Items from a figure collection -
______
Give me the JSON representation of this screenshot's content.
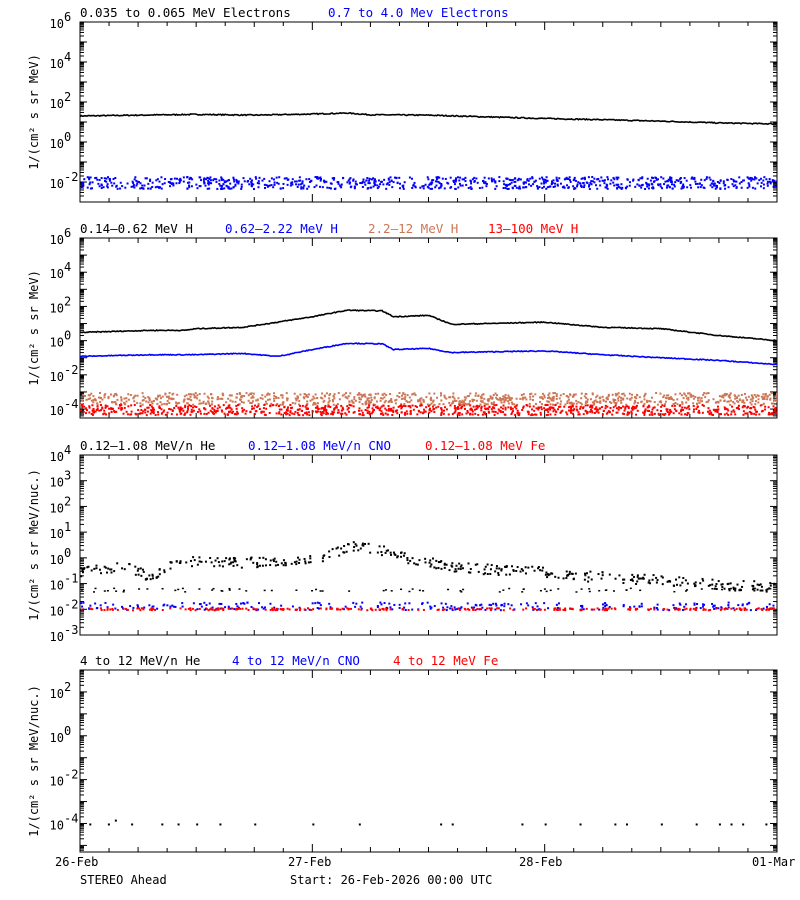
{
  "footer": {
    "spacecraft": "STEREO Ahead",
    "start": "Start: 26-Feb-2026 00:00 UTC"
  },
  "x_ticks": [
    "26-Feb",
    "27-Feb",
    "28-Feb",
    "01-Mar"
  ],
  "colors": {
    "black": "#000000",
    "blue": "#0000ff",
    "salmon": "#cc7755",
    "red": "#ff0000"
  },
  "chart_data": [
    {
      "type": "scatter",
      "panel": "electrons",
      "ylabel": "1/(cm² s sr MeV)",
      "log_y": true,
      "ylim": [
        0.001,
        1000000
      ],
      "yticks": [
        {
          "v": 1000000,
          "base": "10",
          "exp": "6"
        },
        {
          "v": 10000,
          "base": "10",
          "exp": "4"
        },
        {
          "v": 100,
          "base": "10",
          "exp": "2"
        },
        {
          "v": 1,
          "base": "10",
          "exp": "0"
        },
        {
          "v": 0.01,
          "base": "10",
          "exp": "-2"
        }
      ],
      "xlim": [
        0,
        3
      ],
      "series": [
        {
          "name": "0.035 to 0.065 MeV Electrons",
          "color": "#000000",
          "line": true,
          "x": [
            0,
            0.25,
            0.5,
            0.75,
            1.0,
            1.15,
            1.25,
            1.5,
            1.75,
            2.0,
            2.25,
            2.5,
            2.75,
            3.0
          ],
          "y": [
            20,
            22,
            24,
            22,
            25,
            28,
            23,
            22,
            18,
            15,
            13,
            11,
            9,
            8
          ]
        },
        {
          "name": "0.7 to 4.0 Mev Electrons",
          "color": "#0000ff",
          "line": false,
          "band": [
            0.005,
            0.02
          ]
        }
      ]
    },
    {
      "type": "scatter",
      "panel": "protons",
      "ylabel": "1/(cm² s sr MeV)",
      "log_y": true,
      "ylim": [
        3e-05,
        1000000
      ],
      "yticks": [
        {
          "v": 1000000,
          "base": "10",
          "exp": "6"
        },
        {
          "v": 10000,
          "base": "10",
          "exp": "4"
        },
        {
          "v": 100,
          "base": "10",
          "exp": "2"
        },
        {
          "v": 1,
          "base": "10",
          "exp": "0"
        },
        {
          "v": 0.01,
          "base": "10",
          "exp": "-2"
        },
        {
          "v": 0.0001,
          "base": "10",
          "exp": "-4"
        }
      ],
      "xlim": [
        0,
        3
      ],
      "series": [
        {
          "name": "0.14–0.62 MeV H",
          "color": "#000000",
          "line": true,
          "x": [
            0,
            0.3,
            0.45,
            0.5,
            0.7,
            0.85,
            1.0,
            1.15,
            1.3,
            1.35,
            1.5,
            1.6,
            1.75,
            2.0,
            2.25,
            2.5,
            2.75,
            3.0
          ],
          "y": [
            3,
            4,
            4,
            5,
            6,
            12,
            25,
            60,
            55,
            25,
            30,
            9,
            10,
            12,
            6,
            5,
            2,
            1
          ]
        },
        {
          "name": "0.62–2.22 MeV H",
          "color": "#0000ff",
          "line": true,
          "x": [
            0,
            0.3,
            0.5,
            0.7,
            0.85,
            1.0,
            1.15,
            1.3,
            1.35,
            1.5,
            1.6,
            1.75,
            2.0,
            2.25,
            2.5,
            2.75,
            3.0
          ],
          "y": [
            0.12,
            0.15,
            0.15,
            0.18,
            0.12,
            0.3,
            0.7,
            0.65,
            0.3,
            0.35,
            0.2,
            0.22,
            0.25,
            0.15,
            0.1,
            0.07,
            0.04
          ]
        },
        {
          "name": "2.2–12 MeV H",
          "color": "#cc7755",
          "line": false,
          "band": [
            0.0002,
            0.001
          ]
        },
        {
          "name": "13–100 MeV H",
          "color": "#ff0000",
          "line": false,
          "band": [
            5e-05,
            0.0002
          ]
        }
      ]
    },
    {
      "type": "scatter",
      "panel": "heavy_low",
      "ylabel": "1/(cm² s sr MeV/nuc.)",
      "log_y": true,
      "ylim": [
        0.001,
        10000
      ],
      "yticks": [
        {
          "v": 10000,
          "base": "10",
          "exp": "4"
        },
        {
          "v": 1000,
          "base": "10",
          "exp": "3"
        },
        {
          "v": 100,
          "base": "10",
          "exp": "2"
        },
        {
          "v": 10,
          "base": "10",
          "exp": "1"
        },
        {
          "v": 1,
          "base": "10",
          "exp": "0"
        },
        {
          "v": 0.1,
          "base": "10",
          "exp": "-1"
        },
        {
          "v": 0.01,
          "base": "10",
          "exp": "-2"
        },
        {
          "v": 0.001,
          "base": "10",
          "exp": "-3"
        }
      ],
      "xlim": [
        0,
        3
      ],
      "series": [
        {
          "name": "0.12–1.08 MeV/n He",
          "color": "#000000",
          "line": false,
          "x": [
            0,
            0.2,
            0.3,
            0.4,
            0.5,
            0.7,
            0.9,
            1.0,
            1.1,
            1.2,
            1.3,
            1.4,
            1.6,
            1.8,
            2.0,
            2.2,
            2.5,
            2.7,
            3.0
          ],
          "y": [
            0.3,
            0.5,
            0.2,
            0.6,
            0.8,
            0.7,
            0.8,
            1.0,
            1.8,
            3.5,
            2.0,
            1.0,
            0.5,
            0.35,
            0.3,
            0.2,
            0.15,
            0.1,
            0.08
          ]
        },
        {
          "name": "0.12–1.08 MeV/n CNO",
          "color": "#0000ff",
          "line": false,
          "band": [
            0.01,
            0.02
          ]
        },
        {
          "name": "0.12–1.08 MeV Fe",
          "color": "#ff0000",
          "line": false,
          "band": [
            0.01,
            0.012
          ]
        }
      ]
    },
    {
      "type": "scatter",
      "panel": "heavy_high",
      "ylabel": "1/(cm² s sr MeV/nuc.)",
      "log_y": true,
      "ylim": [
        5e-06,
        1000
      ],
      "yticks": [
        {
          "v": 100,
          "base": "10",
          "exp": "2"
        },
        {
          "v": 1,
          "base": "10",
          "exp": "0"
        },
        {
          "v": 0.01,
          "base": "10",
          "exp": "-2"
        },
        {
          "v": 0.0001,
          "base": "10",
          "exp": "-4"
        }
      ],
      "xlim": [
        0,
        3
      ],
      "series": [
        {
          "name": "4 to 12 MeV/n He",
          "color": "#000000",
          "line": false,
          "x": [
            0.04,
            0.12,
            0.15,
            0.22,
            0.35,
            0.42,
            0.5,
            0.6,
            0.75,
            1.0,
            1.2,
            1.55,
            1.6,
            1.9,
            2.0,
            2.15,
            2.3,
            2.35,
            2.5,
            2.65,
            2.75,
            2.8,
            2.85,
            2.95
          ],
          "y": [
            0.0001,
            0.0001,
            0.00015,
            0.0001,
            0.0001,
            0.0001,
            0.0001,
            0.0001,
            0.0001,
            0.0001,
            0.0001,
            0.0001,
            0.0001,
            0.0001,
            0.0001,
            0.0001,
            0.0001,
            0.0001,
            0.0001,
            0.0001,
            0.0001,
            0.0001,
            0.0001,
            0.0001
          ]
        },
        {
          "name": "4 to 12 MeV/n CNO",
          "color": "#0000ff",
          "line": false
        },
        {
          "name": "4 to 12 MeV Fe",
          "color": "#ff0000",
          "line": false
        }
      ]
    }
  ]
}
______
Each entry above is to be written out again unchanged, apart from the pictures, which are left out.

Give me the JSON representation of this screenshot's content.
{
  "footer": {
    "spacecraft": "STEREO Ahead",
    "start": "Start: 26-Feb-2026 00:00 UTC"
  },
  "x_ticks": [
    "26-Feb",
    "27-Feb",
    "28-Feb",
    "01-Mar"
  ],
  "colors": {
    "black": "#000000",
    "blue": "#0000ff",
    "salmon": "#cc7755",
    "red": "#ff0000"
  },
  "chart_data": [
    {
      "type": "scatter",
      "panel": "electrons",
      "ylabel": "1/(cm² s sr MeV)",
      "log_y": true,
      "ylim": [
        0.001,
        1000000
      ],
      "yticks": [
        {
          "v": 1000000,
          "base": "10",
          "exp": "6"
        },
        {
          "v": 10000,
          "base": "10",
          "exp": "4"
        },
        {
          "v": 100,
          "base": "10",
          "exp": "2"
        },
        {
          "v": 1,
          "base": "10",
          "exp": "0"
        },
        {
          "v": 0.01,
          "base": "10",
          "exp": "-2"
        }
      ],
      "xlim": [
        0,
        3
      ],
      "series": [
        {
          "name": "0.035 to 0.065 MeV Electrons",
          "color": "#000000",
          "line": true,
          "x": [
            0,
            0.25,
            0.5,
            0.75,
            1.0,
            1.15,
            1.25,
            1.5,
            1.75,
            2.0,
            2.25,
            2.5,
            2.75,
            3.0
          ],
          "y": [
            20,
            22,
            24,
            22,
            25,
            28,
            23,
            22,
            18,
            15,
            13,
            11,
            9,
            8
          ]
        },
        {
          "name": "0.7 to 4.0 Mev Electrons",
          "color": "#0000ff",
          "line": false,
          "band": [
            0.005,
            0.02
          ]
        }
      ]
    },
    {
      "type": "scatter",
      "panel": "protons",
      "ylabel": "1/(cm² s sr MeV)",
      "log_y": true,
      "ylim": [
        3e-05,
        1000000
      ],
      "yticks": [
        {
          "v": 1000000,
          "base": "10",
          "exp": "6"
        },
        {
          "v": 10000,
          "base": "10",
          "exp": "4"
        },
        {
          "v": 100,
          "base": "10",
          "exp": "2"
        },
        {
          "v": 1,
          "base": "10",
          "exp": "0"
        },
        {
          "v": 0.01,
          "base": "10",
          "exp": "-2"
        },
        {
          "v": 0.0001,
          "base": "10",
          "exp": "-4"
        }
      ],
      "xlim": [
        0,
        3
      ],
      "series": [
        {
          "name": "0.14–0.62 MeV H",
          "color": "#000000",
          "line": true,
          "x": [
            0,
            0.3,
            0.45,
            0.5,
            0.7,
            0.85,
            1.0,
            1.15,
            1.3,
            1.35,
            1.5,
            1.6,
            1.75,
            2.0,
            2.25,
            2.5,
            2.75,
            3.0
          ],
          "y": [
            3,
            4,
            4,
            5,
            6,
            12,
            25,
            60,
            55,
            25,
            30,
            9,
            10,
            12,
            6,
            5,
            2,
            1
          ]
        },
        {
          "name": "0.62–2.22 MeV H",
          "color": "#0000ff",
          "line": true,
          "x": [
            0,
            0.3,
            0.5,
            0.7,
            0.85,
            1.0,
            1.15,
            1.3,
            1.35,
            1.5,
            1.6,
            1.75,
            2.0,
            2.25,
            2.5,
            2.75,
            3.0
          ],
          "y": [
            0.12,
            0.15,
            0.15,
            0.18,
            0.12,
            0.3,
            0.7,
            0.65,
            0.3,
            0.35,
            0.2,
            0.22,
            0.25,
            0.15,
            0.1,
            0.07,
            0.04
          ]
        },
        {
          "name": "2.2–12 MeV H",
          "color": "#cc7755",
          "line": false,
          "band": [
            0.0002,
            0.001
          ]
        },
        {
          "name": "13–100 MeV H",
          "color": "#ff0000",
          "line": false,
          "band": [
            5e-05,
            0.0002
          ]
        }
      ]
    },
    {
      "type": "scatter",
      "panel": "heavy_low",
      "ylabel": "1/(cm² s sr MeV/nuc.)",
      "log_y": true,
      "ylim": [
        0.001,
        10000
      ],
      "yticks": [
        {
          "v": 10000,
          "base": "10",
          "exp": "4"
        },
        {
          "v": 1000,
          "base": "10",
          "exp": "3"
        },
        {
          "v": 100,
          "base": "10",
          "exp": "2"
        },
        {
          "v": 10,
          "base": "10",
          "exp": "1"
        },
        {
          "v": 1,
          "base": "10",
          "exp": "0"
        },
        {
          "v": 0.1,
          "base": "10",
          "exp": "-1"
        },
        {
          "v": 0.01,
          "base": "10",
          "exp": "-2"
        },
        {
          "v": 0.001,
          "base": "10",
          "exp": "-3"
        }
      ],
      "xlim": [
        0,
        3
      ],
      "series": [
        {
          "name": "0.12–1.08 MeV/n He",
          "color": "#000000",
          "line": false,
          "x": [
            0,
            0.2,
            0.3,
            0.4,
            0.5,
            0.7,
            0.9,
            1.0,
            1.1,
            1.2,
            1.3,
            1.4,
            1.6,
            1.8,
            2.0,
            2.2,
            2.5,
            2.7,
            3.0
          ],
          "y": [
            0.3,
            0.5,
            0.2,
            0.6,
            0.8,
            0.7,
            0.8,
            1.0,
            1.8,
            3.5,
            2.0,
            1.0,
            0.5,
            0.35,
            0.3,
            0.2,
            0.15,
            0.1,
            0.08
          ]
        },
        {
          "name": "0.12–1.08 MeV/n CNO",
          "color": "#0000ff",
          "line": false,
          "band": [
            0.01,
            0.02
          ]
        },
        {
          "name": "0.12–1.08 MeV Fe",
          "color": "#ff0000",
          "line": false,
          "band": [
            0.01,
            0.012
          ]
        }
      ]
    },
    {
      "type": "scatter",
      "panel": "heavy_high",
      "ylabel": "1/(cm² s sr MeV/nuc.)",
      "log_y": true,
      "ylim": [
        5e-06,
        1000
      ],
      "yticks": [
        {
          "v": 100,
          "base": "10",
          "exp": "2"
        },
        {
          "v": 1,
          "base": "10",
          "exp": "0"
        },
        {
          "v": 0.01,
          "base": "10",
          "exp": "-2"
        },
        {
          "v": 0.0001,
          "base": "10",
          "exp": "-4"
        }
      ],
      "xlim": [
        0,
        3
      ],
      "series": [
        {
          "name": "4 to 12 MeV/n He",
          "color": "#000000",
          "line": false,
          "x": [
            0.04,
            0.12,
            0.15,
            0.22,
            0.35,
            0.42,
            0.5,
            0.6,
            0.75,
            1.0,
            1.2,
            1.55,
            1.6,
            1.9,
            2.0,
            2.15,
            2.3,
            2.35,
            2.5,
            2.65,
            2.75,
            2.8,
            2.85,
            2.95
          ],
          "y": [
            0.0001,
            0.0001,
            0.00015,
            0.0001,
            0.0001,
            0.0001,
            0.0001,
            0.0001,
            0.0001,
            0.0001,
            0.0001,
            0.0001,
            0.0001,
            0.0001,
            0.0001,
            0.0001,
            0.0001,
            0.0001,
            0.0001,
            0.0001,
            0.0001,
            0.0001,
            0.0001,
            0.0001
          ]
        },
        {
          "name": "4 to 12 MeV/n CNO",
          "color": "#0000ff",
          "line": false
        },
        {
          "name": "4 to 12 MeV Fe",
          "color": "#ff0000",
          "line": false
        }
      ]
    }
  ]
}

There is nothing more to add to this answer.